Stated goal> What is the number of lines holding the word "icon"? Write that number and nothing else.

Input data>
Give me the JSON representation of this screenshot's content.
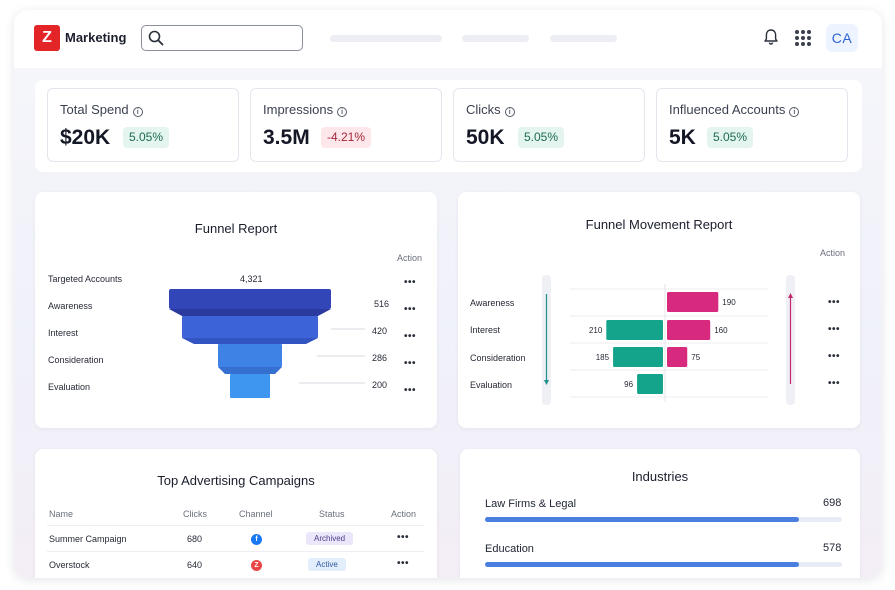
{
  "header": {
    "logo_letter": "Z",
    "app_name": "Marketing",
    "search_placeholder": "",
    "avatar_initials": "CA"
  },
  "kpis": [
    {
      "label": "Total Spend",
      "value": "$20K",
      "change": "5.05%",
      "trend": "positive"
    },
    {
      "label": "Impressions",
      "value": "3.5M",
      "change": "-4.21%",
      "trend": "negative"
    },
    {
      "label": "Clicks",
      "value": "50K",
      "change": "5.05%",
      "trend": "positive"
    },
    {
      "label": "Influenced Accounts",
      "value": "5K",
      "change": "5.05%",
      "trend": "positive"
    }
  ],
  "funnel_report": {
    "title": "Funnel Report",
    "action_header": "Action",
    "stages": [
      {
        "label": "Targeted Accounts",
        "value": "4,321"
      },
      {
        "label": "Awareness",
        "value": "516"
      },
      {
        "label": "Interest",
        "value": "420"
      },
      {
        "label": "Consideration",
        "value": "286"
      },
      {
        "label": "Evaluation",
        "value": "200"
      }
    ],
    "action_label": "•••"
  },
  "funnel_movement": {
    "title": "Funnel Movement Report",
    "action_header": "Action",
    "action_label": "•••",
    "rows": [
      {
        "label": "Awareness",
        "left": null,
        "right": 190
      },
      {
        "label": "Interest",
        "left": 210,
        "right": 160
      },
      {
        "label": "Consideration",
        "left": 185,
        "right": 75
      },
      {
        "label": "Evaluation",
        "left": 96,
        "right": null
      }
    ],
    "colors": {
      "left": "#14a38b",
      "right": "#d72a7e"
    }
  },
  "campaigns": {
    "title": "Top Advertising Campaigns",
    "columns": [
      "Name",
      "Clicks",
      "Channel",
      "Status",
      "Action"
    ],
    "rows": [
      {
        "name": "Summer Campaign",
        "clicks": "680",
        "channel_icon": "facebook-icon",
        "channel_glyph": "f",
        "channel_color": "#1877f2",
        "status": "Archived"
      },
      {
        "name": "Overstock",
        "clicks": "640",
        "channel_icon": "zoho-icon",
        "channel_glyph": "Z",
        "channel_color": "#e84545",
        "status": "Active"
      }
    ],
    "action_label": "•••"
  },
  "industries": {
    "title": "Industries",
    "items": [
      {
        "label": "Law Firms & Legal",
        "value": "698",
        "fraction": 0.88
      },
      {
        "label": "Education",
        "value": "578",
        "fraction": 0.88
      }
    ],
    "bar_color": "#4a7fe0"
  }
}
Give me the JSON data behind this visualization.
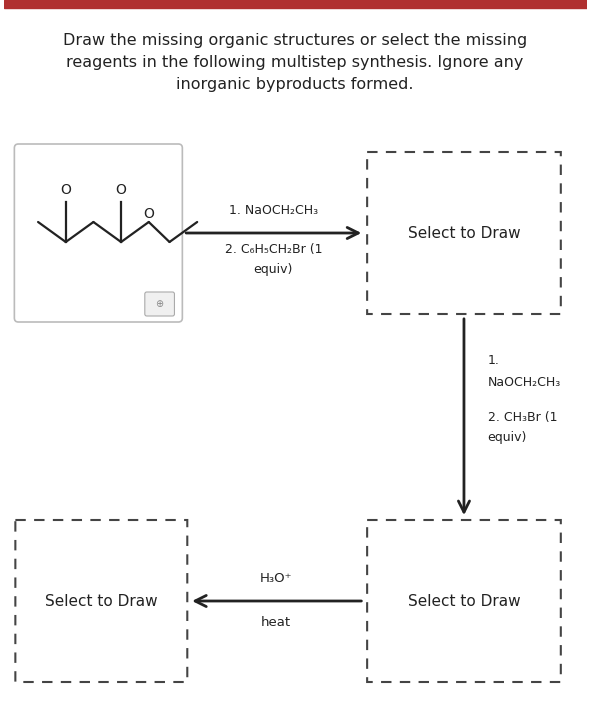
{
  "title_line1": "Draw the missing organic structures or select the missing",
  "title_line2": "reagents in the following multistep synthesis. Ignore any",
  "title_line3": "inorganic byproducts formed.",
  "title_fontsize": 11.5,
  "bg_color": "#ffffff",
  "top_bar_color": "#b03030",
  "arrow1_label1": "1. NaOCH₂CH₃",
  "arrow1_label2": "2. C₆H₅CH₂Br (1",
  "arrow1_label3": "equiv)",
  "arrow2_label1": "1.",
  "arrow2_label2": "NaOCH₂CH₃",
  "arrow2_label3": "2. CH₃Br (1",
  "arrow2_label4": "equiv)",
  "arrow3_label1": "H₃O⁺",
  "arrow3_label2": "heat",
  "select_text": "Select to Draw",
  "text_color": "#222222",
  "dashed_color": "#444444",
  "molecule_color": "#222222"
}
...
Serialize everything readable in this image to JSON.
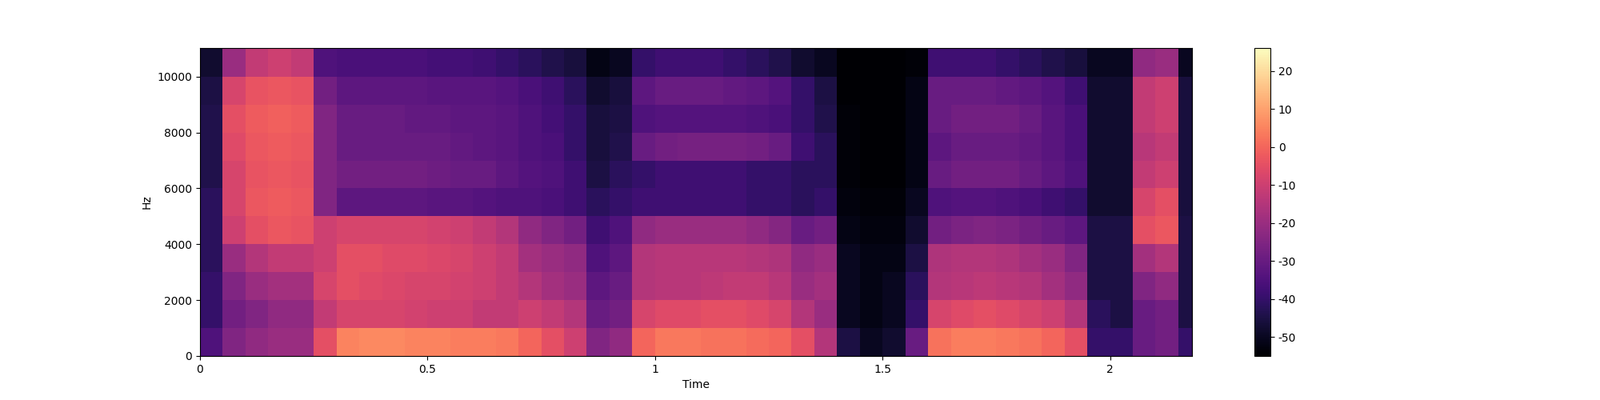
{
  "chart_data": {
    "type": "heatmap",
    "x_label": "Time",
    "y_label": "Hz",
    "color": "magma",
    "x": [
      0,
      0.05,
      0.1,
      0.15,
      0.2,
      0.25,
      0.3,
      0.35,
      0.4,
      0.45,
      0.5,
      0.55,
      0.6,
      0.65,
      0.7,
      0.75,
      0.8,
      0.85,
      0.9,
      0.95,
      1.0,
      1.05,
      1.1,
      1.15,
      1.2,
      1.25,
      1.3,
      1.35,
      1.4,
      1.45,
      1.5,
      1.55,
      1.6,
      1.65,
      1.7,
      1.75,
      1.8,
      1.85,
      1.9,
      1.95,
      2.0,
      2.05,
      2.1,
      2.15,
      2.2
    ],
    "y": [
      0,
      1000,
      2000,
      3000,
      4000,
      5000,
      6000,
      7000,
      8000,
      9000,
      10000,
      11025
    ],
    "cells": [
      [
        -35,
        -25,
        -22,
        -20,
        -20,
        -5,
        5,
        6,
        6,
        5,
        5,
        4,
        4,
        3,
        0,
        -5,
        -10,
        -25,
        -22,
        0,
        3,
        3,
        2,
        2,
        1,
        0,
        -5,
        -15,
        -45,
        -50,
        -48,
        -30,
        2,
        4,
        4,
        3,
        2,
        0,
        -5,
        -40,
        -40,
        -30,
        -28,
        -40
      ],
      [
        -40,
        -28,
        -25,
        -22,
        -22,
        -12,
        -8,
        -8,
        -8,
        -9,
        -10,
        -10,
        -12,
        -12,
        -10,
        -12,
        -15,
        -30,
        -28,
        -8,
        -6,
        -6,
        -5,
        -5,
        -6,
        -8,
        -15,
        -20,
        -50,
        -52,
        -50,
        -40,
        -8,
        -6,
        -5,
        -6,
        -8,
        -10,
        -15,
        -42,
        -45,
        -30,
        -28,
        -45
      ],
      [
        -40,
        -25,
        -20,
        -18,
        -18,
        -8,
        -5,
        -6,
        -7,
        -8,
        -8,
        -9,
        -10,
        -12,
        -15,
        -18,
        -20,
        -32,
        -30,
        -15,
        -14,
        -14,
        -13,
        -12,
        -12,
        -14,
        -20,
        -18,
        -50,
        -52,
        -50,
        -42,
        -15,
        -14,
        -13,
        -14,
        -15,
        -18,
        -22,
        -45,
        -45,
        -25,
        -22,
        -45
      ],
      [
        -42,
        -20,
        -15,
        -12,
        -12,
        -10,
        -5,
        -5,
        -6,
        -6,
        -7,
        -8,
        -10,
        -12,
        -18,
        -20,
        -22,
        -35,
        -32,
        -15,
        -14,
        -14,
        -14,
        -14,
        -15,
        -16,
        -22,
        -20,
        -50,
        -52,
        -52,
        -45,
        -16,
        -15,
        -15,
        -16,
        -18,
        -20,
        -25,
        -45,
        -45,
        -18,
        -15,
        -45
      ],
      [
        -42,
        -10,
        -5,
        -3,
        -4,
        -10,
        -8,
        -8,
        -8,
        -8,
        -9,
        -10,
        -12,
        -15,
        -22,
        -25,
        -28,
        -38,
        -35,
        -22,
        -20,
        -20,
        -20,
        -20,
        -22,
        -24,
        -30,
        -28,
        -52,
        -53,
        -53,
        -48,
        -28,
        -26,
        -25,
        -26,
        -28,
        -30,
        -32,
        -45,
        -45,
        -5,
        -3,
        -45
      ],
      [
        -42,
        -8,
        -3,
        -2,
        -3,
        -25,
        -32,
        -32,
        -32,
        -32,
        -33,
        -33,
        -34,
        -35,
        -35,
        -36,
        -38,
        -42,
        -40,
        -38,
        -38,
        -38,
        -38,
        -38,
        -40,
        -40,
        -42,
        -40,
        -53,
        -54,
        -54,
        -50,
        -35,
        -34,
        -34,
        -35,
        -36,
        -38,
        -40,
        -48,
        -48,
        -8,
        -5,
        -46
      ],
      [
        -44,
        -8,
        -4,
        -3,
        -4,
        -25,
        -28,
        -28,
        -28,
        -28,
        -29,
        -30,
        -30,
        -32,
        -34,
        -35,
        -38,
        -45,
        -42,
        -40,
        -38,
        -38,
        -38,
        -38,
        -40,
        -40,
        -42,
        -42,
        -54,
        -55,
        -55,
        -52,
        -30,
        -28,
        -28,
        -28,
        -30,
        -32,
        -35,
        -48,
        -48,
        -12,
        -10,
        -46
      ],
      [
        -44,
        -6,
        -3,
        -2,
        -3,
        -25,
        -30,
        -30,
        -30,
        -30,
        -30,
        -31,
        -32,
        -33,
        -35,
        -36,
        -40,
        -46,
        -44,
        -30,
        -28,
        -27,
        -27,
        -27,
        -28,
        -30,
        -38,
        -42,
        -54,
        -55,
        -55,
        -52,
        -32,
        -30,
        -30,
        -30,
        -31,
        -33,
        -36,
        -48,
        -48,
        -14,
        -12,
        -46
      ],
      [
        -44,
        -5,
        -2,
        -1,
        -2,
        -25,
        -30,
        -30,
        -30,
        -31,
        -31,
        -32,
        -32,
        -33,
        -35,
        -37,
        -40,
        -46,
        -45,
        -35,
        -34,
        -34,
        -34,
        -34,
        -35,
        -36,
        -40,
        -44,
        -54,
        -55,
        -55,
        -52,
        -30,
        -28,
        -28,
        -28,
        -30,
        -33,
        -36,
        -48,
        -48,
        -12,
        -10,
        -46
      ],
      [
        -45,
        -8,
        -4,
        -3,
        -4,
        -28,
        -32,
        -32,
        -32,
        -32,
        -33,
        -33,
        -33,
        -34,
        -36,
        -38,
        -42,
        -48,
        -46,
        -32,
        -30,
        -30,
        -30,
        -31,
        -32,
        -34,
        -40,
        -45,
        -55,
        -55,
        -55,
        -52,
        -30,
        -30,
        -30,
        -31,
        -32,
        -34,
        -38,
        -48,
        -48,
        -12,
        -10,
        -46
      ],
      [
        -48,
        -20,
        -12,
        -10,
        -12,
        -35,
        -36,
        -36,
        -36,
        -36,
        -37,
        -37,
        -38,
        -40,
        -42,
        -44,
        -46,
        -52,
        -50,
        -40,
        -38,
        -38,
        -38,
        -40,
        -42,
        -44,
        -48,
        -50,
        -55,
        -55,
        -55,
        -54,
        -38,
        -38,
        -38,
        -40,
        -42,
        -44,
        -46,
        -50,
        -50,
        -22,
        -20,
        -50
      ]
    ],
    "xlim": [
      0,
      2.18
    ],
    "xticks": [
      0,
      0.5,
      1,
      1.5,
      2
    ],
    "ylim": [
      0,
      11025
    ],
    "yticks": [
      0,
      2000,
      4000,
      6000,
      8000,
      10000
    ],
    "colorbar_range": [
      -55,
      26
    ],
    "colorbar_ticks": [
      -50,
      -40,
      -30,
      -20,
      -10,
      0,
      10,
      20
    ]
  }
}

Exercise answer> 2